"""

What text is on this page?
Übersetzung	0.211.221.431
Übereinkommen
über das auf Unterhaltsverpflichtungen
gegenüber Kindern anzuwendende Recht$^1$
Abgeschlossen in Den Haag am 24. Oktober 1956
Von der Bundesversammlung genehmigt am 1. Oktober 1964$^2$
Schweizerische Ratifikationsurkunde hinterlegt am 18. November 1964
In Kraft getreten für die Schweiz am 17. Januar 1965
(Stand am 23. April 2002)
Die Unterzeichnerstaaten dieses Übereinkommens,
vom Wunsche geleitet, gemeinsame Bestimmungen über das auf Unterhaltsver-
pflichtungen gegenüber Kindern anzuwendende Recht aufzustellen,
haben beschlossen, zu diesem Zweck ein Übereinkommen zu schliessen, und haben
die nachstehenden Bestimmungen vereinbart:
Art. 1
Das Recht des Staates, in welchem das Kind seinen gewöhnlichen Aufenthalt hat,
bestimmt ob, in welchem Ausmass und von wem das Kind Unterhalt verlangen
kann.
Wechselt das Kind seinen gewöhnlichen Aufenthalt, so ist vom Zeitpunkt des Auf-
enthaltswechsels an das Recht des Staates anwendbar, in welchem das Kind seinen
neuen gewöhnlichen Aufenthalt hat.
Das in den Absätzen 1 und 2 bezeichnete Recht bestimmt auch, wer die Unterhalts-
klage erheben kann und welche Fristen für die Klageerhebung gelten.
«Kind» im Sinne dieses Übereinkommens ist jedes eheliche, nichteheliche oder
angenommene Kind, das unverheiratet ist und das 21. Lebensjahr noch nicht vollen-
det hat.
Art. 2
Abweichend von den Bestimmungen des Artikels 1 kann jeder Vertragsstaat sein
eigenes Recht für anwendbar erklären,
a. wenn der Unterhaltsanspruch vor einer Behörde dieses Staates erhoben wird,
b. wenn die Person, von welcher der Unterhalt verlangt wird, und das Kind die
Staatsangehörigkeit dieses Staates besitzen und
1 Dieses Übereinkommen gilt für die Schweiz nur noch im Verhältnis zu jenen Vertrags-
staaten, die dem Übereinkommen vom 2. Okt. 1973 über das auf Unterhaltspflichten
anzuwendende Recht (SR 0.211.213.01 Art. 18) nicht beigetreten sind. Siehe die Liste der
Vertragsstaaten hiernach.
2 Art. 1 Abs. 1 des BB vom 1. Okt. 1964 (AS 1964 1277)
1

"""

> _Required action_: Each record should come back exactly as written.

> _Task output_:
What text is on this page?
Übersetzung	0.211.221.431
Übereinkommen
über das auf Unterhaltsverpflichtungen
gegenüber Kindern anzuwendende Recht$^1$
Abgeschlossen in Den Haag am 24. Oktober 1956
Von der Bundesversammlung genehmigt am 1. Oktober 1964$^2$
Schweizerische Ratifikationsurkunde hinterlegt am 18. November 1964
In Kraft getreten für die Schweiz am 17. Januar 1965
(Stand am 23. April 2002)
Die Unterzeichnerstaaten dieses Übereinkommens,
vom Wunsche geleitet, gemeinsame Bestimmungen über das auf Unterhaltsver-
pflichtungen gegenüber Kindern anzuwendende Recht aufzustellen,
haben beschlossen, zu diesem Zweck ein Übereinkommen zu schliessen, und haben
die nachstehenden Bestimmungen vereinbart:
Art. 1
Das Recht des Staates, in welchem das Kind seinen gewöhnlichen Aufenthalt hat,
bestimmt ob, in welchem Ausmass und von wem das Kind Unterhalt verlangen
kann.
Wechselt das Kind seinen gewöhnlichen Aufenthalt, so ist vom Zeitpunkt des Auf-
enthaltswechsels an das Recht des Staates anwendbar, in welchem das Kind seinen
neuen gewöhnlichen Aufenthalt hat.
Das in den Absätzen 1 und 2 bezeichnete Recht bestimmt auch, wer die Unterhalts-
klage erheben kann und welche Fristen für die Klageerhebung gelten.
«Kind» im Sinne dieses Übereinkommens ist jedes eheliche, nichteheliche oder
angenommene Kind, das unverheiratet ist und das 21. Lebensjahr noch nicht vollen-
det hat.
Art. 2
Abweichend von den Bestimmungen des Artikels 1 kann jeder Vertragsstaat sein
eigenes Recht für anwendbar erklären,
a. wenn der Unterhaltsanspruch vor einer Behörde dieses Staates erhoben wird,
b. wenn die Person, von welcher der Unterhalt verlangt wird, und das Kind die
Staatsangehörigkeit dieses Staates besitzen und
1 Dieses Übereinkommen gilt für die Schweiz nur noch im Verhältnis zu jenen Vertrags-
staaten, die dem Übereinkommen vom 2. Okt. 1973 über das auf Unterhaltspflichten
anzuwendende Recht (SR 0.211.213.01 Art. 18) nicht beigetreten sind. Siehe die Liste der
Vertragsstaaten hiernach.
2 Art. 1 Abs. 1 des BB vom 1. Okt. 1964 (AS 1964 1277)
1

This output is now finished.